**WORK REQUIRED**
Collect every line of the records below that contains the word "Problem".
((
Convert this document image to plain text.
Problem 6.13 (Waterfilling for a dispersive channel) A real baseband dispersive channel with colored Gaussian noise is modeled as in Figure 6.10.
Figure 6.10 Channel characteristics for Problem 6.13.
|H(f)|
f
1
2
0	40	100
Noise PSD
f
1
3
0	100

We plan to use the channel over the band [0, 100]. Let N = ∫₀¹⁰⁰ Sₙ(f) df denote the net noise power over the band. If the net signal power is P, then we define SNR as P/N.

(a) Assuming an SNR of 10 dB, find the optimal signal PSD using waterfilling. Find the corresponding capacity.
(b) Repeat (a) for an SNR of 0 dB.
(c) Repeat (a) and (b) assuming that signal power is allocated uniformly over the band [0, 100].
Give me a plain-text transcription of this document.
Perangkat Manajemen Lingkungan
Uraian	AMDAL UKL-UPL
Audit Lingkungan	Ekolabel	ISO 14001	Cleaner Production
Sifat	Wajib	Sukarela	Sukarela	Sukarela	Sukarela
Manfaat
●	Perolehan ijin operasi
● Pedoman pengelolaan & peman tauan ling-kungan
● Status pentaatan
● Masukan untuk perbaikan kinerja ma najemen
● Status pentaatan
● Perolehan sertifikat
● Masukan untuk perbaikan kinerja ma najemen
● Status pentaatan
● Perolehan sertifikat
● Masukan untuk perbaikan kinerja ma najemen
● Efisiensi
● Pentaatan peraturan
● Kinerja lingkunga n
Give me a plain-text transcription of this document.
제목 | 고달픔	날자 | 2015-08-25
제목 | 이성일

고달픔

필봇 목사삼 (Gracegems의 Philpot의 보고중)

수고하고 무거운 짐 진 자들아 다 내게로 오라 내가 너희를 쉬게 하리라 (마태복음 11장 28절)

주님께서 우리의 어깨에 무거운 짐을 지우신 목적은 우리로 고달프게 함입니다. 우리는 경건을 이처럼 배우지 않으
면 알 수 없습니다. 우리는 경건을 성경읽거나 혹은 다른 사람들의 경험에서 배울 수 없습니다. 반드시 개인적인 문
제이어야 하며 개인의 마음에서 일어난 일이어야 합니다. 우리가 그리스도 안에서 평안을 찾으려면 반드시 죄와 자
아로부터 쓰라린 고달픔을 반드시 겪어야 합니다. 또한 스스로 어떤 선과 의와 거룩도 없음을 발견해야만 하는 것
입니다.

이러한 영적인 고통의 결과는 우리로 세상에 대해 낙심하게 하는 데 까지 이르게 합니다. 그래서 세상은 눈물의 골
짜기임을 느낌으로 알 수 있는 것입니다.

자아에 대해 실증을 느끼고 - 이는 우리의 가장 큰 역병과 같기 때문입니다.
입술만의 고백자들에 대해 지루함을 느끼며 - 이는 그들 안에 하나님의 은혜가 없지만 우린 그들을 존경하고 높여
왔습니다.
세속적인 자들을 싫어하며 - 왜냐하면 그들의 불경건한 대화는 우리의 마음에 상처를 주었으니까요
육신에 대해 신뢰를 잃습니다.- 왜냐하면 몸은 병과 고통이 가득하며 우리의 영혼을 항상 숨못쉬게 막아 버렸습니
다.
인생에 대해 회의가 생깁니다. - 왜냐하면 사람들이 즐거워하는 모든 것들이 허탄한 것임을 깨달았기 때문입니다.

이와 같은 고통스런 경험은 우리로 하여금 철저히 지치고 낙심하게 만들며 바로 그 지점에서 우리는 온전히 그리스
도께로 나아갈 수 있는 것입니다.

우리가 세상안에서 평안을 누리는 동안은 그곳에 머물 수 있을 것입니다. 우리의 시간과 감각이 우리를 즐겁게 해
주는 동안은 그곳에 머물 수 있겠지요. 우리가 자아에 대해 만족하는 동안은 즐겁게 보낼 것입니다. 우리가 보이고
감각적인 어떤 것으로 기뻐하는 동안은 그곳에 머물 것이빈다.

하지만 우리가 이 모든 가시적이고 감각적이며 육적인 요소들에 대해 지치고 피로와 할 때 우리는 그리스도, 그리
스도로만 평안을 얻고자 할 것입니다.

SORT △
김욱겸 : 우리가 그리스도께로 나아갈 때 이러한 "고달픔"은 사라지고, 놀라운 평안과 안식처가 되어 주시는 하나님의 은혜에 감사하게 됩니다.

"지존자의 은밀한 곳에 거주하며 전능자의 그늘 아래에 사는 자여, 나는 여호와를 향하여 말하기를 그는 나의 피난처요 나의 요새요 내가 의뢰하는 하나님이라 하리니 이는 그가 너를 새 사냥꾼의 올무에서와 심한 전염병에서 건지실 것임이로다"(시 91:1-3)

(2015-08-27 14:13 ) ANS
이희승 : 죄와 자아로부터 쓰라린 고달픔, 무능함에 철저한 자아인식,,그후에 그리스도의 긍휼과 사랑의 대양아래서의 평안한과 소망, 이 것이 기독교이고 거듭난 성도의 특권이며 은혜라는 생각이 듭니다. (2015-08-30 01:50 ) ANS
))
**WRITTEN SOLUTION**
Problem 6.13 (Waterfilling for a dispersive channel) A real baseband dispersive channel with colored Gaussian noise is modeled as in Figure 6.10.
Figure 6.10 Channel characteristics for Problem 6.13.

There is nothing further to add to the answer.